What this task involves
For each line of the data below that holds "with", copy the line.

— START OF Material —

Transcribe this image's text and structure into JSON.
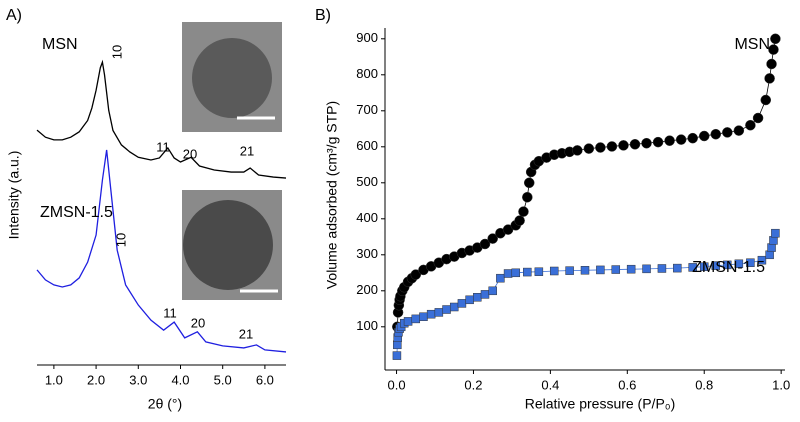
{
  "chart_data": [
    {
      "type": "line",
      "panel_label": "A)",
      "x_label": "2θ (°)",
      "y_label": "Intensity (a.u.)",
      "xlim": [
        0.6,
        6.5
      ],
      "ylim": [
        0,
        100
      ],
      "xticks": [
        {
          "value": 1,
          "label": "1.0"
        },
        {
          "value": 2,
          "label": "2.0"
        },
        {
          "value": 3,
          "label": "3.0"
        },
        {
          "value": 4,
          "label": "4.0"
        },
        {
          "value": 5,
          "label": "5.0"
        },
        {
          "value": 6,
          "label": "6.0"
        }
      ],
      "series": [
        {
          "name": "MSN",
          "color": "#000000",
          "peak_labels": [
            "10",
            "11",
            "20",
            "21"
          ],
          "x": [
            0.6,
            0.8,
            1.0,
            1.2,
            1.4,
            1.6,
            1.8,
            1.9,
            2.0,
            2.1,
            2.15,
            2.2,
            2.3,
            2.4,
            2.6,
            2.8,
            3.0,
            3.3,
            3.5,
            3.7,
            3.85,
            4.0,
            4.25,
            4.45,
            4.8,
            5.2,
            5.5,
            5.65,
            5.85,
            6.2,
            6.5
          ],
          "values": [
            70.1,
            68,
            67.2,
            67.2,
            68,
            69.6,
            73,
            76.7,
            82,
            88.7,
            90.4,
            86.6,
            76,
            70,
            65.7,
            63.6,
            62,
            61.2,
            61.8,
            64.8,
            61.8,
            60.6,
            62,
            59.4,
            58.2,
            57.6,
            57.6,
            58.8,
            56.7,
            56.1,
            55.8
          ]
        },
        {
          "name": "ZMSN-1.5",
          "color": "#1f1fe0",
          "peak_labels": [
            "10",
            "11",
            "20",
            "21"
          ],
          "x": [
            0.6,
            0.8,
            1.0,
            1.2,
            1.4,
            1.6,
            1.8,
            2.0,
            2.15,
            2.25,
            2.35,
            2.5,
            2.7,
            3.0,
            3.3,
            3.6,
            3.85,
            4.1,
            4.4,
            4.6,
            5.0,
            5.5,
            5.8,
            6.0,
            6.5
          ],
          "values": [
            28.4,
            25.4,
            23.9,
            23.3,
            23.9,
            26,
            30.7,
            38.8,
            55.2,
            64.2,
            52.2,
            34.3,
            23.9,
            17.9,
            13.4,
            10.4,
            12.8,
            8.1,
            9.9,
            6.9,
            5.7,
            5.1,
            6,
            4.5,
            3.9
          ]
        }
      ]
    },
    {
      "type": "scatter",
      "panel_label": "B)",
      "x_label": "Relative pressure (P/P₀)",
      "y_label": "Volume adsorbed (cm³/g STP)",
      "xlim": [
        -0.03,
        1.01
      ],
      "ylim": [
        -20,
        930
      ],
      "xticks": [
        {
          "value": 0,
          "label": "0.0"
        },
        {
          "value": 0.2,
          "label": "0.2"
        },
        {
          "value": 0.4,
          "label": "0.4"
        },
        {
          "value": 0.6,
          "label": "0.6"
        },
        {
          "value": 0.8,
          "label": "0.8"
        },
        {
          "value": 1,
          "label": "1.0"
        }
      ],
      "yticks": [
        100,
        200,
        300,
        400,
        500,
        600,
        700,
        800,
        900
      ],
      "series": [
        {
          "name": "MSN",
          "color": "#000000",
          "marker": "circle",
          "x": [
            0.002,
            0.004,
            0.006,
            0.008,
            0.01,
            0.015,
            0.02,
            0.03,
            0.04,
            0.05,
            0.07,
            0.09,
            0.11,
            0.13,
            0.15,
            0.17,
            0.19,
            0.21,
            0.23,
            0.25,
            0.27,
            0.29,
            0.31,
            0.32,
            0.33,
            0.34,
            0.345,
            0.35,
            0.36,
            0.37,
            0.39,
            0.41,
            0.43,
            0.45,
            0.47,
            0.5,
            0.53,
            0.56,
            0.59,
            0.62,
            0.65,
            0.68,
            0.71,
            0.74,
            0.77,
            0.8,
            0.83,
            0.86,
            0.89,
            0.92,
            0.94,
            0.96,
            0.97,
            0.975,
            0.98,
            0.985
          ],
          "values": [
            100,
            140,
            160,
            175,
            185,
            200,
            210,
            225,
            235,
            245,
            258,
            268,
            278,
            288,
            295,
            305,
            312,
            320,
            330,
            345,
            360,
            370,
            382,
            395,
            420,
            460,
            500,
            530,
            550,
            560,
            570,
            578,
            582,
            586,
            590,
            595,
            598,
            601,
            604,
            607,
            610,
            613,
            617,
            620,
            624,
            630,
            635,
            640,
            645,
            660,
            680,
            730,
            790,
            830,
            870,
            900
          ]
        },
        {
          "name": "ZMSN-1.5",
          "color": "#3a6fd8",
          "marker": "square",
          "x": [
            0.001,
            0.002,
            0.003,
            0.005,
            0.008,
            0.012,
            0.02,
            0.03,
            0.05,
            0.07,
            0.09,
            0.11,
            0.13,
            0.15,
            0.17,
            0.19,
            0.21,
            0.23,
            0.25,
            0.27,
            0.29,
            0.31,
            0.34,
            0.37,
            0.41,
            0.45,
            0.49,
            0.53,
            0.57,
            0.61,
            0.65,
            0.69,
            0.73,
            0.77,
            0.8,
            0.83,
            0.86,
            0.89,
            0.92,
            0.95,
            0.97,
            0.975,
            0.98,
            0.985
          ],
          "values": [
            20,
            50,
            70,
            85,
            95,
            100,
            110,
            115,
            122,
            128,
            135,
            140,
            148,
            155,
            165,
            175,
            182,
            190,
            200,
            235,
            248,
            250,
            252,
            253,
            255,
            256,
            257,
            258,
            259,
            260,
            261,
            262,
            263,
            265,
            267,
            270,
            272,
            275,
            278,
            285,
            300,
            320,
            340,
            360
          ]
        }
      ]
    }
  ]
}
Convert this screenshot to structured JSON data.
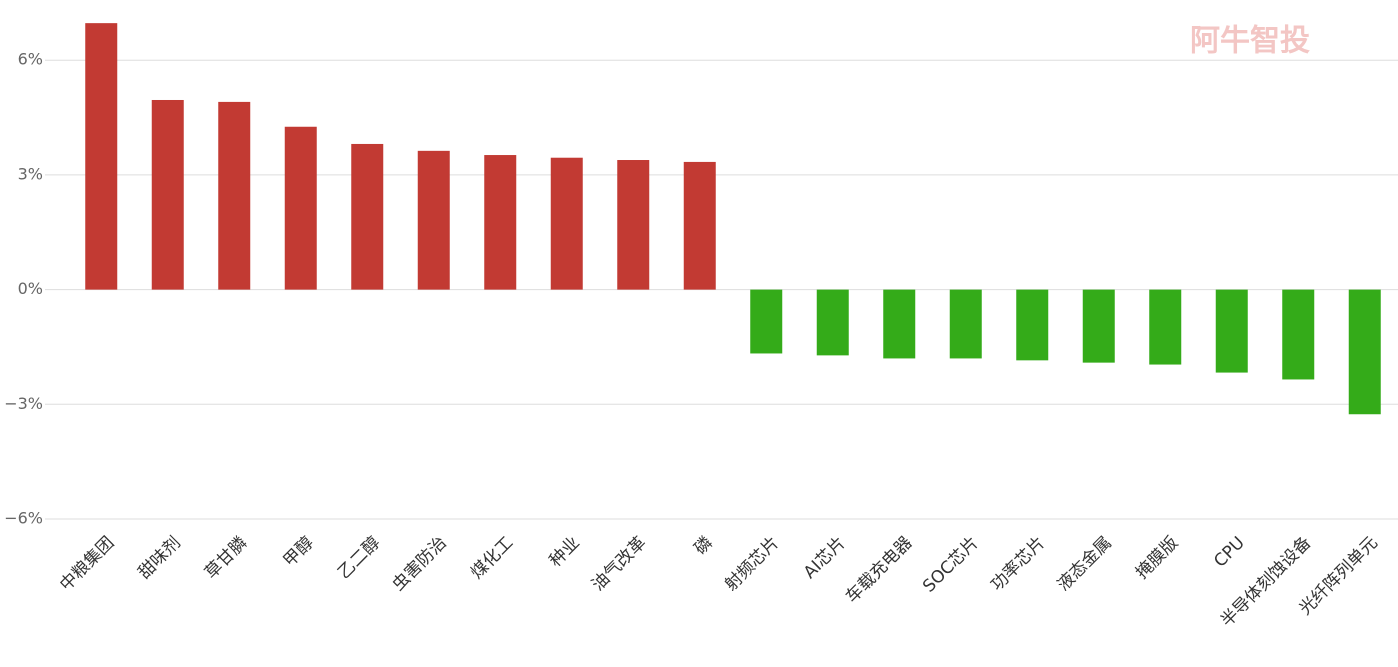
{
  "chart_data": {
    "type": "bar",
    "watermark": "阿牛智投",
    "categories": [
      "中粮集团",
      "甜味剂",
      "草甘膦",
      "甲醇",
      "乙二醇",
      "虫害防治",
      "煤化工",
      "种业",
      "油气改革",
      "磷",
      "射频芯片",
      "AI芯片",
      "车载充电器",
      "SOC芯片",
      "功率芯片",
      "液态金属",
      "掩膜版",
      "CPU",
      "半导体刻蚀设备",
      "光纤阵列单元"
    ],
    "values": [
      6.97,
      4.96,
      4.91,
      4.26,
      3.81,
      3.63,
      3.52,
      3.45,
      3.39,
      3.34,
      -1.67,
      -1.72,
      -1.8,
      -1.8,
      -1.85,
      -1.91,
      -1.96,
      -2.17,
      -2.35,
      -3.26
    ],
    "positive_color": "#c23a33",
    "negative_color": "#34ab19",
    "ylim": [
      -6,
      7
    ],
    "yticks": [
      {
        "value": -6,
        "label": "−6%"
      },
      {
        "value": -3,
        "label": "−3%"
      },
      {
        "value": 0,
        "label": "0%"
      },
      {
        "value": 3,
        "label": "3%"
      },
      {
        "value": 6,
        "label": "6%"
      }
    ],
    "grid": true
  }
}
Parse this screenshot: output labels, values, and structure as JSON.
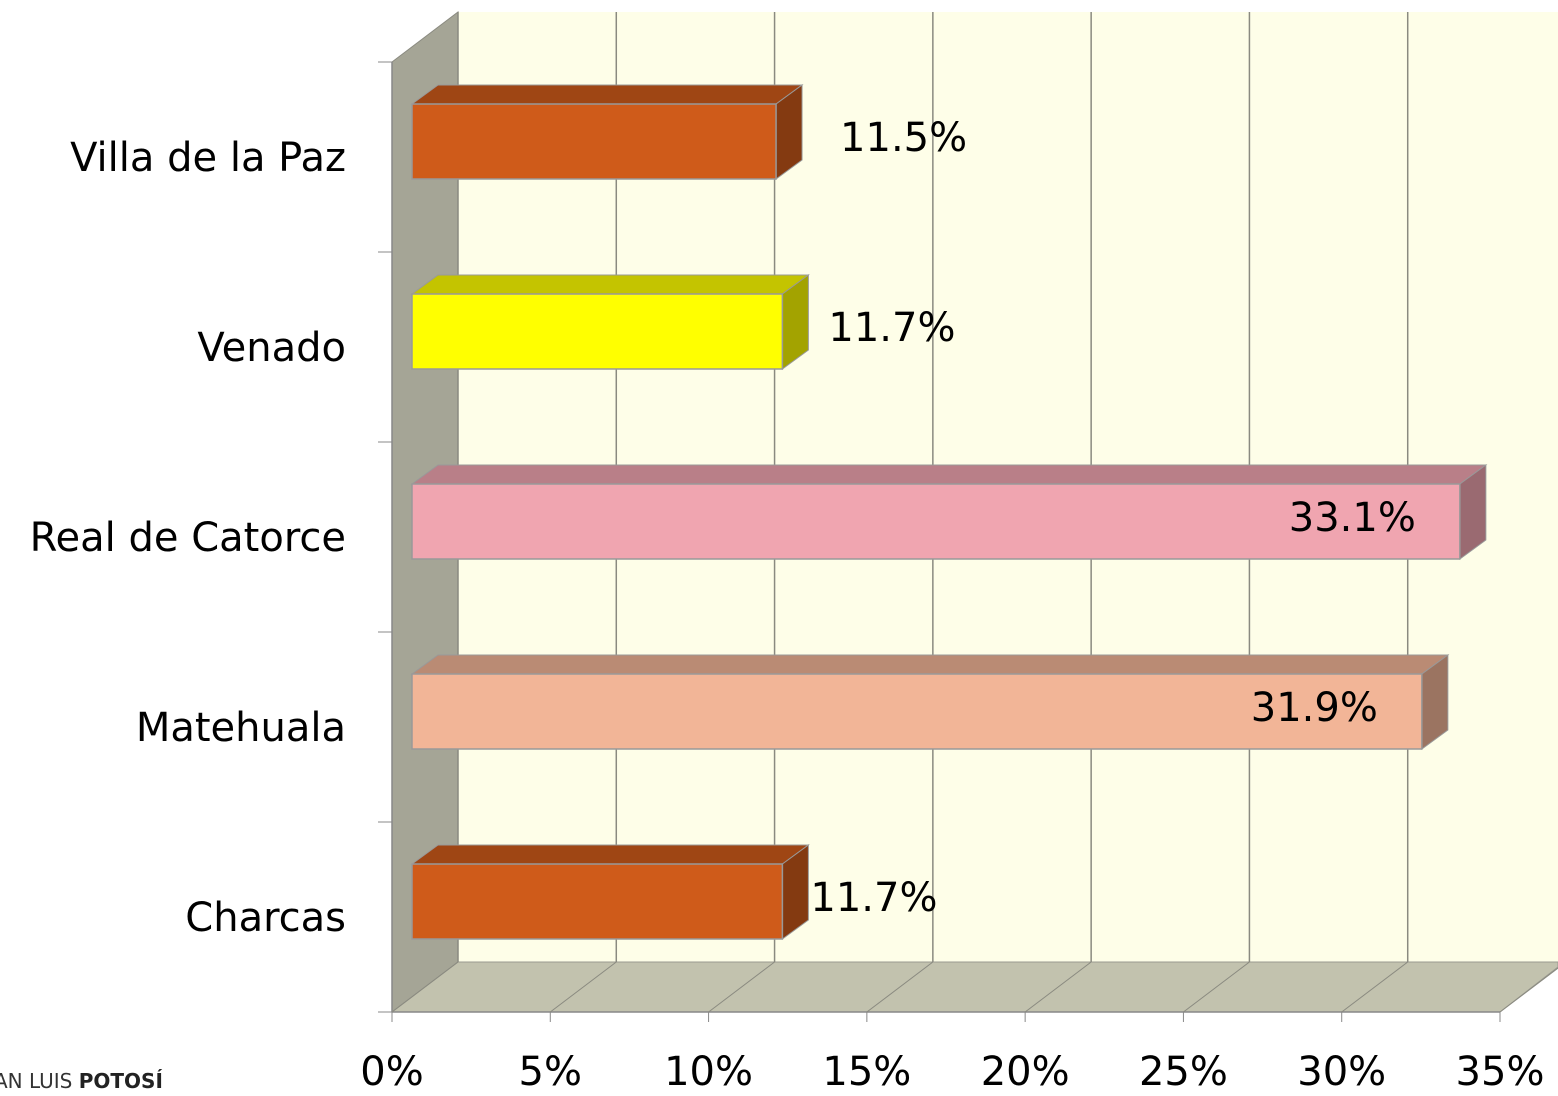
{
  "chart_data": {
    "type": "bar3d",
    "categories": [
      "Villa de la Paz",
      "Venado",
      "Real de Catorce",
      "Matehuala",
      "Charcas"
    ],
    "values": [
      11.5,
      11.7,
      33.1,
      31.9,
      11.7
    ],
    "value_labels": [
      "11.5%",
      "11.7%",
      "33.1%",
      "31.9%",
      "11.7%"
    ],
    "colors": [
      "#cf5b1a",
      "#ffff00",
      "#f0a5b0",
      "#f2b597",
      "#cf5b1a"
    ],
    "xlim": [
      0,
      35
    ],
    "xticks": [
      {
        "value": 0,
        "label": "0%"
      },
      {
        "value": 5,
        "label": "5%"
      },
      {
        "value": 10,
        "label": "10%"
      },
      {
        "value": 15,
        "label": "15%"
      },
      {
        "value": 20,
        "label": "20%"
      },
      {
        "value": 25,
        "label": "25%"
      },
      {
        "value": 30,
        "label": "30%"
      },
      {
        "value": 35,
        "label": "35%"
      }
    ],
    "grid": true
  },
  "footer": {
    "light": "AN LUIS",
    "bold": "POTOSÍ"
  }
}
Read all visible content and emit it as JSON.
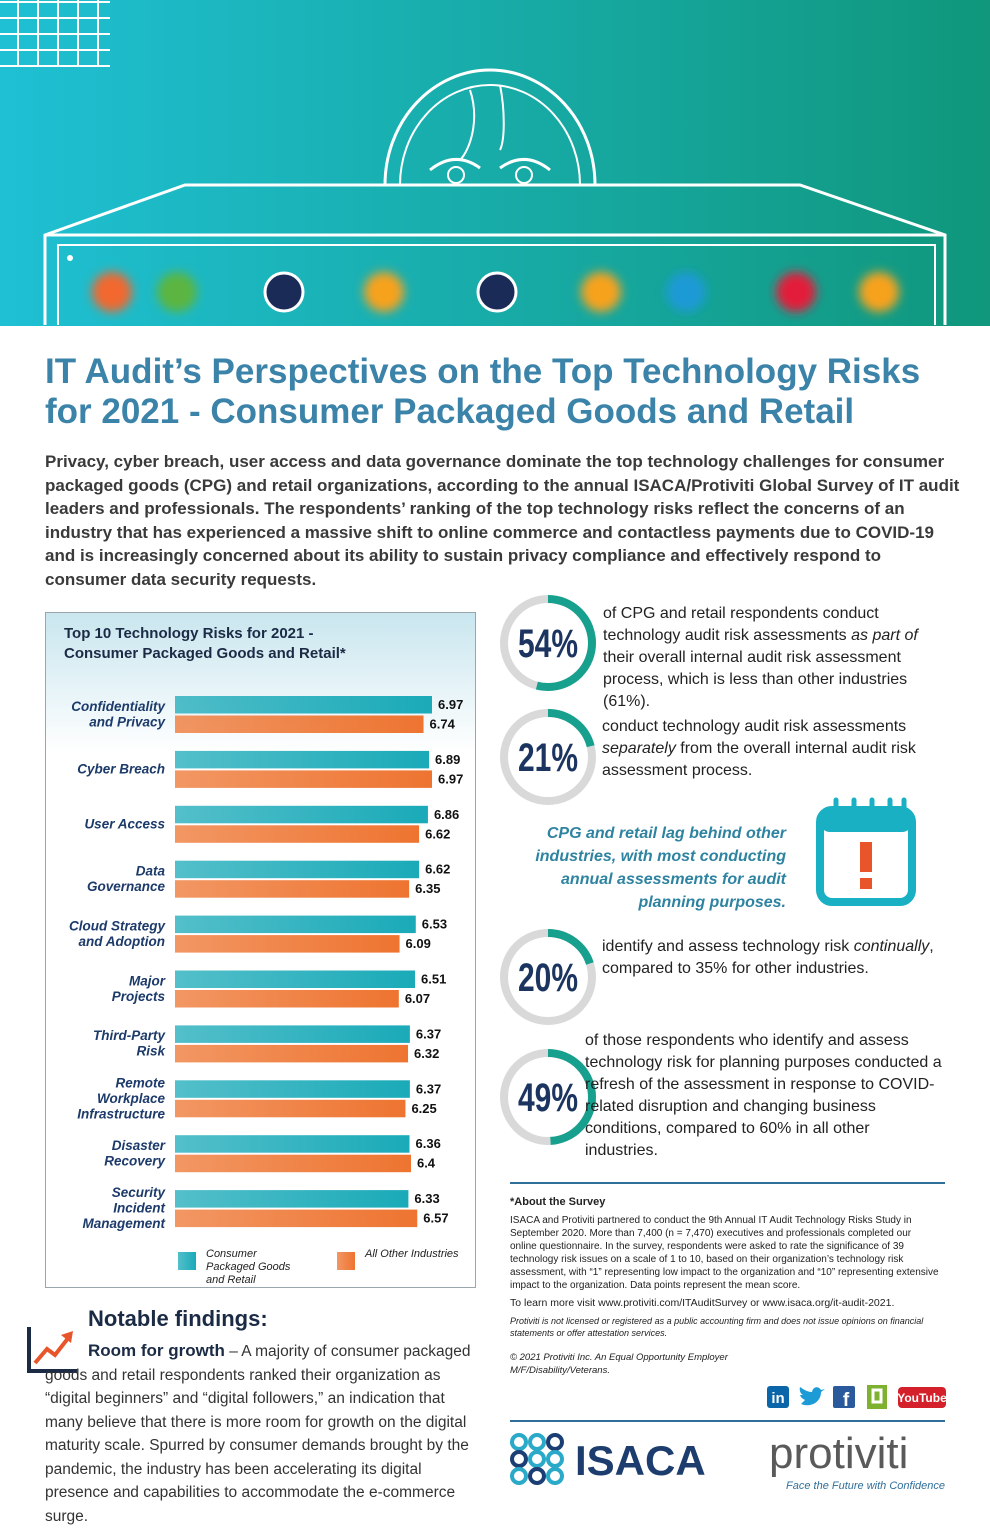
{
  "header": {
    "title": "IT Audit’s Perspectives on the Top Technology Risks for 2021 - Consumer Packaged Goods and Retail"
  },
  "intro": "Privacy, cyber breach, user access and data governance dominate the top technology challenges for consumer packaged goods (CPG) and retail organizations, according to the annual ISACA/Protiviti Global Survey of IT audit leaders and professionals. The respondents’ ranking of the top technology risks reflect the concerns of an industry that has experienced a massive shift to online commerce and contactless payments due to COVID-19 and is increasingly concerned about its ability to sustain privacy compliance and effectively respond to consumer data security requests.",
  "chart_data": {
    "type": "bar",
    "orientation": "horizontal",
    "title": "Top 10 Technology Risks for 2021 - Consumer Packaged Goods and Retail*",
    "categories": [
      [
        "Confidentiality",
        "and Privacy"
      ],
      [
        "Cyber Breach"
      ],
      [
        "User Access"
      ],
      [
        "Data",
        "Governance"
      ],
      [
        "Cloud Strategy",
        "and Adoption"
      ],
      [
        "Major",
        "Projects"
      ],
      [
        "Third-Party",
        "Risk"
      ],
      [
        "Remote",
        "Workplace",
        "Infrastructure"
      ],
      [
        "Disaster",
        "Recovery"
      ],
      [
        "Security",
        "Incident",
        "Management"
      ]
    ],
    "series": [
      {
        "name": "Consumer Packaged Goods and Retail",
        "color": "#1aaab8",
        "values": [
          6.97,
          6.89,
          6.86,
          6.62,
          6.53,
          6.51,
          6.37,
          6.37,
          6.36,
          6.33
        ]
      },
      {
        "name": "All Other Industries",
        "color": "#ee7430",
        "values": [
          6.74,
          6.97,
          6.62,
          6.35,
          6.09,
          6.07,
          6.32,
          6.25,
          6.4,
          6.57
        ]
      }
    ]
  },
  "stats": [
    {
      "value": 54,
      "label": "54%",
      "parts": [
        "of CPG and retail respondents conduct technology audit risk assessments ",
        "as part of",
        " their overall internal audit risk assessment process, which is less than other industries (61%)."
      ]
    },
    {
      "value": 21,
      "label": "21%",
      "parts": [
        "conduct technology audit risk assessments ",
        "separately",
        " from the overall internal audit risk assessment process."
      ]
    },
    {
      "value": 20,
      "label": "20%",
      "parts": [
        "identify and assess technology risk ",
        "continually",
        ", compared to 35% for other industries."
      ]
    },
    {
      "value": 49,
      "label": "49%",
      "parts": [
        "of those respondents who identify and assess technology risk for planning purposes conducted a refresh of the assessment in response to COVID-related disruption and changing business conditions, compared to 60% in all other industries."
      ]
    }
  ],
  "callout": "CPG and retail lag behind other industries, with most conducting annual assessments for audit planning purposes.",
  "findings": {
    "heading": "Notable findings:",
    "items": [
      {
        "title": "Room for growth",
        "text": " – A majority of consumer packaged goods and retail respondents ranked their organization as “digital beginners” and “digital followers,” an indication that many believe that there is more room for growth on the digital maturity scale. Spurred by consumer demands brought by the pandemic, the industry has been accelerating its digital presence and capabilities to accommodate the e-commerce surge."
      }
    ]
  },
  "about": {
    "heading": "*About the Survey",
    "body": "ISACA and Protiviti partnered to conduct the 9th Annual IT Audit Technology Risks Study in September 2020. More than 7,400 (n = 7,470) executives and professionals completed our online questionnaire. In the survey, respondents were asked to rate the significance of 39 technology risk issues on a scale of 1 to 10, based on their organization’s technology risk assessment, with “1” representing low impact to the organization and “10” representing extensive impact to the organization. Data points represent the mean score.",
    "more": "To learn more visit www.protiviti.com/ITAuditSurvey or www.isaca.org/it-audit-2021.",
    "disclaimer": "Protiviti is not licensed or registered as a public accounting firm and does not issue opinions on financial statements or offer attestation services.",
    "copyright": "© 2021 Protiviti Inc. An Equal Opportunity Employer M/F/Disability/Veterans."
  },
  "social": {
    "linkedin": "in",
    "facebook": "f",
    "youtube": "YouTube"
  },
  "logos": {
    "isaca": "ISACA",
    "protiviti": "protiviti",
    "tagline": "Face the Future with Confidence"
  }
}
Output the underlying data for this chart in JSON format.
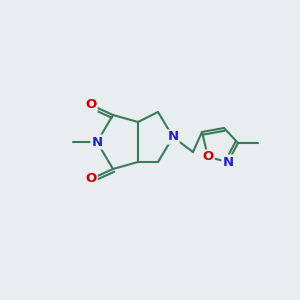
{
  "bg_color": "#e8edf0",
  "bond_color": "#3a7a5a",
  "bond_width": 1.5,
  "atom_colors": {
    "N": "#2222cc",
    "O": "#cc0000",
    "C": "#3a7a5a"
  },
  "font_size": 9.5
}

— END OF Material —

Answer for the task
  "callout": "CPG and retail lag behind other industries, with most conducting annual assessments for audit planning purposes.",
    "body": "ISACA and Protiviti partnered to conduct the 9th Annual IT Audit Technology Risks Study in September 2020. More than 7,400 (n = 7,470) executives and professionals completed our online questionnaire. In the survey, respondents were asked to rate the significance of 39 technology risk issues on a scale of 1 to 10, based on their organization’s technology risk assessment, with “1” representing low impact to the organization and “10” representing extensive impact to the organization. Data points represent the mean score.",
    "tagline": "Face the Future with Confidence"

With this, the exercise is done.